Leave out the images and repeat the listing below without a single change.

· · · · ·

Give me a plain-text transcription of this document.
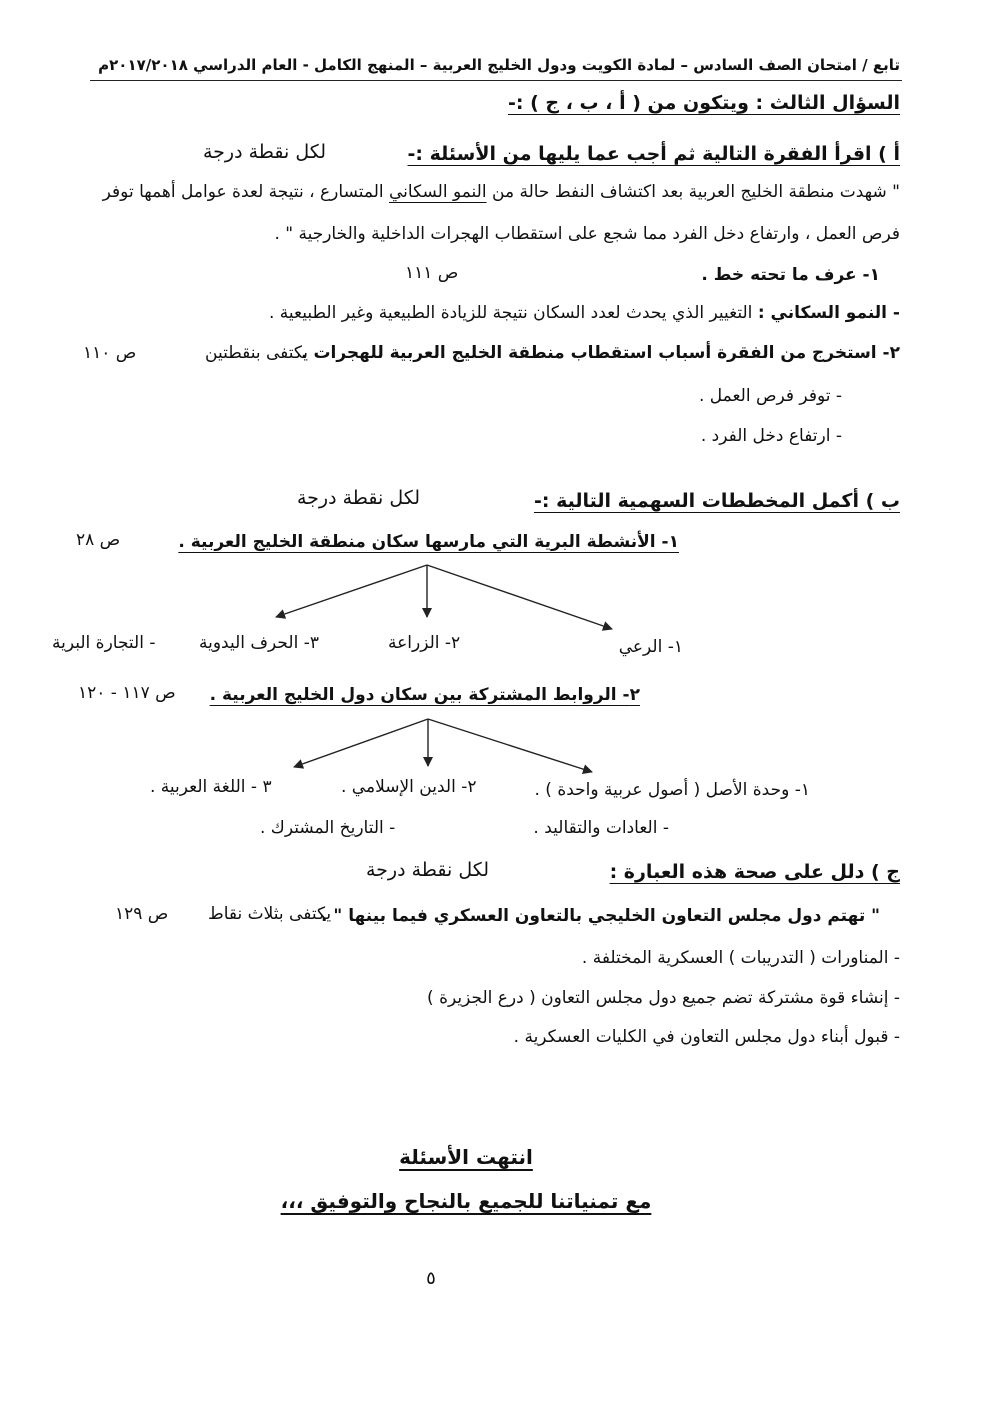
تابع / امتحان الصف السادس – لمادة الكويت ودول الخليج العربية – المنهج الكامل - العام الدراسي ٢٠١٧/٢٠١٨م
السؤال الثالث : ويتكون من ( أ ، ب ، ج ) :-
أ ) اقرأ الفقرة التالية ثم أجب عما يليها من الأسئلة :-
لكل نقطة درجة
" شهدت منطقة الخليج العربية بعد اكتشاف النفط حالة من النمو السكاني المتسارع ، نتيجة لعدة عوامل أهمها توفر
فرص العمل ، وارتفاع دخل الفرد مما شجع على استقطاب الهجرات الداخلية والخارجية " .
١- عرف ما تحته خط .
ص ١١١
- النمو السكاني : التغيير الذي يحدث لعدد السكان نتيجة للزيادة الطبيعية وغير الطبيعية .
٢- استخرج من الفقرة أسباب استقطاب منطقة الخليج العربية للهجرات .
يكتفى بنقطتين
ص ١١٠
- توفر فرص العمل .
- ارتفاع دخل الفرد .
ب ) أكمل المخططات السهمية التالية :-
لكل نقطة درجة
١- الأنشطة البرية التي مارسها سكان منطقة الخليج العربية .
ص ٢٨
١- الرعي
٢- الزراعة
٣- الحرف اليدوية
- التجارة البرية
٢- الروابط المشتركة بين سكان دول الخليج العربية .
ص ١١٧ - ١٢٠
١- وحدة الأصل ( أصول عربية واحدة ) .
٢- الدين الإسلامي .
٣ - اللغة العربية .
- العادات والتقاليد .
- التاريخ المشترك .
ج ) دلل على صحة هذه العبارة :
لكل نقطة درجة
" تهتم دول مجلس التعاون الخليجي بالتعاون العسكري فيما بينها " .
يكتفى بثلاث نقاط
ص ١٢٩
- المناورات ( التدريبات ) العسكرية المختلفة .
- إنشاء قوة مشتركة تضم جميع دول مجلس التعاون ( درع الجزيرة )
- قبول أبناء دول مجلس التعاون في الكليات العسكرية .
انتهت الأسئلة
مع تمنياتنا للجميع بالنجاح والتوفيق ،،،
٥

· · · · ·

Response below -
Give me a plain-text transcription of this document.
تابع / امتحان الصف السادس – لمادة الكويت ودول الخليج العربية – المنهج الكامل - العام الدراسي ٢٠١٧/٢٠١٨م
السؤال الثالث : ويتكون من ( أ ، ب ، ج ) :-
أ ) اقرأ الفقرة التالية ثم أجب عما يليها من الأسئلة :-
لكل نقطة درجة
" شهدت منطقة الخليج العربية بعد اكتشاف النفط حالة من النمو السكاني المتسارع ، نتيجة لعدة عوامل أهمها توفر
فرص العمل ، وارتفاع دخل الفرد مما شجع على استقطاب الهجرات الداخلية والخارجية " .
١- عرف ما تحته خط .
ص ١١١
- النمو السكاني : التغيير الذي يحدث لعدد السكان نتيجة للزيادة الطبيعية وغير الطبيعية .
٢- استخرج من الفقرة أسباب استقطاب منطقة الخليج العربية للهجرات .
يكتفى بنقطتين
ص ١١٠
- توفر فرص العمل .
- ارتفاع دخل الفرد .
ب ) أكمل المخططات السهمية التالية :-
لكل نقطة درجة
١- الأنشطة البرية التي مارسها سكان منطقة الخليج العربية .
ص ٢٨
١- الرعي
٢- الزراعة
٣- الحرف اليدوية
- التجارة البرية
٢- الروابط المشتركة بين سكان دول الخليج العربية .
ص ١١٧ - ١٢٠
١- وحدة الأصل ( أصول عربية واحدة ) .
٢- الدين الإسلامي .
٣ - اللغة العربية .
- العادات والتقاليد .
- التاريخ المشترك .
ج ) دلل على صحة هذه العبارة :
لكل نقطة درجة
" تهتم دول مجلس التعاون الخليجي بالتعاون العسكري فيما بينها " .
يكتفى بثلاث نقاط
ص ١٢٩
- المناورات ( التدريبات ) العسكرية المختلفة .
- إنشاء قوة مشتركة تضم جميع دول مجلس التعاون ( درع الجزيرة )
- قبول أبناء دول مجلس التعاون في الكليات العسكرية .
انتهت الأسئلة
مع تمنياتنا للجميع بالنجاح والتوفيق ،،،
٥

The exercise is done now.